Problem to work on:
Write the material out again in full, exactly.

Material provided:
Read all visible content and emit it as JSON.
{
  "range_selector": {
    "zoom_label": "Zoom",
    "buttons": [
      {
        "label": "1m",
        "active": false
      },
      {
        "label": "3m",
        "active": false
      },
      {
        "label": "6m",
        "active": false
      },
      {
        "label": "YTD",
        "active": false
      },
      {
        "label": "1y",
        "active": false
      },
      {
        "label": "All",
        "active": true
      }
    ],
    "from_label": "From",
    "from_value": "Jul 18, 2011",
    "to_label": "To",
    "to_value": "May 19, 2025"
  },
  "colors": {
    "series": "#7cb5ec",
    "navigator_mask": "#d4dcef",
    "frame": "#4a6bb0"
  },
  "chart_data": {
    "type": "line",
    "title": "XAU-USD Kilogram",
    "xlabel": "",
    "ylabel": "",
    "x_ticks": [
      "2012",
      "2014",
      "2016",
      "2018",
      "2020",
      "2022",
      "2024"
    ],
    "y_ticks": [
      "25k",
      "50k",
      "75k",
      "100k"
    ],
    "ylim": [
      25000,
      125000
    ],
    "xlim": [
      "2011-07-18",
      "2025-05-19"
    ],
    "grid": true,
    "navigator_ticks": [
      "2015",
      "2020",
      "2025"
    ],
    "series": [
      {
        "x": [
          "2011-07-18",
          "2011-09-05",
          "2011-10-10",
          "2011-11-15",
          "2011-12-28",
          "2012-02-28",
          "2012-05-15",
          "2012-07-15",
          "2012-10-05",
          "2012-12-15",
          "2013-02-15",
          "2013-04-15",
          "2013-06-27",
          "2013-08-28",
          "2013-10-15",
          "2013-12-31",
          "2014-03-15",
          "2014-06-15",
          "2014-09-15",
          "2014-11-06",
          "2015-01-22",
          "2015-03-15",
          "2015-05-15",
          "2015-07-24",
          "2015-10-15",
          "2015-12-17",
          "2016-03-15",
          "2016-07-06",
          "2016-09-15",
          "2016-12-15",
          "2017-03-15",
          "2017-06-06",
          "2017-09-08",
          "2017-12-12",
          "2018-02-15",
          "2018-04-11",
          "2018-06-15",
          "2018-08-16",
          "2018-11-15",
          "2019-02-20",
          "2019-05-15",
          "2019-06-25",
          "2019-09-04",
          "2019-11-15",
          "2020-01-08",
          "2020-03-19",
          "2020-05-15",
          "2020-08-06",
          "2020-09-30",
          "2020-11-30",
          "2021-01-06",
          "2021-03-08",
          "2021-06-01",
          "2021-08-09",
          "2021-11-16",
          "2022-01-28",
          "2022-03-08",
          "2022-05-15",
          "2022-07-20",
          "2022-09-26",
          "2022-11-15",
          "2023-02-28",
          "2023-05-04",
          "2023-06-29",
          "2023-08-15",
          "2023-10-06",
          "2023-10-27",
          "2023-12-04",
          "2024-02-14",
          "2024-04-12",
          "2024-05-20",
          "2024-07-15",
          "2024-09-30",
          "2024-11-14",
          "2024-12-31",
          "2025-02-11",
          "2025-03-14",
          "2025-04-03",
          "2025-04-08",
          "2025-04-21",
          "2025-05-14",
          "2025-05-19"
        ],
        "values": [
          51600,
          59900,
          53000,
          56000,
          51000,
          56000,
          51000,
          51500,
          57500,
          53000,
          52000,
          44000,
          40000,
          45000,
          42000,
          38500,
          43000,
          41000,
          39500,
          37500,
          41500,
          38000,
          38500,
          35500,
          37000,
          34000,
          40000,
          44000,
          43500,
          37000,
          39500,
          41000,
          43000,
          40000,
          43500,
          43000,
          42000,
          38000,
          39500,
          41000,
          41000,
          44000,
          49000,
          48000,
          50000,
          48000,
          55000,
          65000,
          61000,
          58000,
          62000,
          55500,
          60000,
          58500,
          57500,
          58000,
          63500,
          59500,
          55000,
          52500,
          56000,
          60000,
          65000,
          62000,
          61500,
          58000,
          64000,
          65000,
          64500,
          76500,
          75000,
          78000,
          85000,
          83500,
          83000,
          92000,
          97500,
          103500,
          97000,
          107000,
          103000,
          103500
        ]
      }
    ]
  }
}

Solved problem:
Read all visible content and emit it as JSON.
{
  "range_selector": {
    "zoom_label": "Zoom",
    "buttons": [
      {
        "label": "1m",
        "active": false
      },
      {
        "label": "3m",
        "active": false
      },
      {
        "label": "6m",
        "active": false
      },
      {
        "label": "YTD",
        "active": false
      },
      {
        "label": "1y",
        "active": false
      },
      {
        "label": "All",
        "active": true
      }
    ],
    "from_label": "From",
    "from_value": "Jul 18, 2011",
    "to_label": "To",
    "to_value": "May 19, 2025"
  },
  "colors": {
    "series": "#7cb5ec",
    "navigator_mask": "#d4dcef",
    "frame": "#4a6bb0"
  },
  "chart_data": {
    "type": "line",
    "title": "XAU-USD Kilogram",
    "xlabel": "",
    "ylabel": "",
    "x_ticks": [
      "2012",
      "2014",
      "2016",
      "2018",
      "2020",
      "2022",
      "2024"
    ],
    "y_ticks": [
      "25k",
      "50k",
      "75k",
      "100k"
    ],
    "ylim": [
      25000,
      125000
    ],
    "xlim": [
      "2011-07-18",
      "2025-05-19"
    ],
    "grid": true,
    "navigator_ticks": [
      "2015",
      "2020",
      "2025"
    ],
    "series": [
      {
        "x": [
          "2011-07-18",
          "2011-09-05",
          "2011-10-10",
          "2011-11-15",
          "2011-12-28",
          "2012-02-28",
          "2012-05-15",
          "2012-07-15",
          "2012-10-05",
          "2012-12-15",
          "2013-02-15",
          "2013-04-15",
          "2013-06-27",
          "2013-08-28",
          "2013-10-15",
          "2013-12-31",
          "2014-03-15",
          "2014-06-15",
          "2014-09-15",
          "2014-11-06",
          "2015-01-22",
          "2015-03-15",
          "2015-05-15",
          "2015-07-24",
          "2015-10-15",
          "2015-12-17",
          "2016-03-15",
          "2016-07-06",
          "2016-09-15",
          "2016-12-15",
          "2017-03-15",
          "2017-06-06",
          "2017-09-08",
          "2017-12-12",
          "2018-02-15",
          "2018-04-11",
          "2018-06-15",
          "2018-08-16",
          "2018-11-15",
          "2019-02-20",
          "2019-05-15",
          "2019-06-25",
          "2019-09-04",
          "2019-11-15",
          "2020-01-08",
          "2020-03-19",
          "2020-05-15",
          "2020-08-06",
          "2020-09-30",
          "2020-11-30",
          "2021-01-06",
          "2021-03-08",
          "2021-06-01",
          "2021-08-09",
          "2021-11-16",
          "2022-01-28",
          "2022-03-08",
          "2022-05-15",
          "2022-07-20",
          "2022-09-26",
          "2022-11-15",
          "2023-02-28",
          "2023-05-04",
          "2023-06-29",
          "2023-08-15",
          "2023-10-06",
          "2023-10-27",
          "2023-12-04",
          "2024-02-14",
          "2024-04-12",
          "2024-05-20",
          "2024-07-15",
          "2024-09-30",
          "2024-11-14",
          "2024-12-31",
          "2025-02-11",
          "2025-03-14",
          "2025-04-03",
          "2025-04-08",
          "2025-04-21",
          "2025-05-14",
          "2025-05-19"
        ],
        "values": [
          51600,
          59900,
          53000,
          56000,
          51000,
          56000,
          51000,
          51500,
          57500,
          53000,
          52000,
          44000,
          40000,
          45000,
          42000,
          38500,
          43000,
          41000,
          39500,
          37500,
          41500,
          38000,
          38500,
          35500,
          37000,
          34000,
          40000,
          44000,
          43500,
          37000,
          39500,
          41000,
          43000,
          40000,
          43500,
          43000,
          42000,
          38000,
          39500,
          41000,
          41000,
          44000,
          49000,
          48000,
          50000,
          48000,
          55000,
          65000,
          61000,
          58000,
          62000,
          55500,
          60000,
          58500,
          57500,
          58000,
          63500,
          59500,
          55000,
          52500,
          56000,
          60000,
          65000,
          62000,
          61500,
          58000,
          64000,
          65000,
          64500,
          76500,
          75000,
          78000,
          85000,
          83500,
          83000,
          92000,
          97500,
          103500,
          97000,
          107000,
          103000,
          103500
        ]
      }
    ]
  }
}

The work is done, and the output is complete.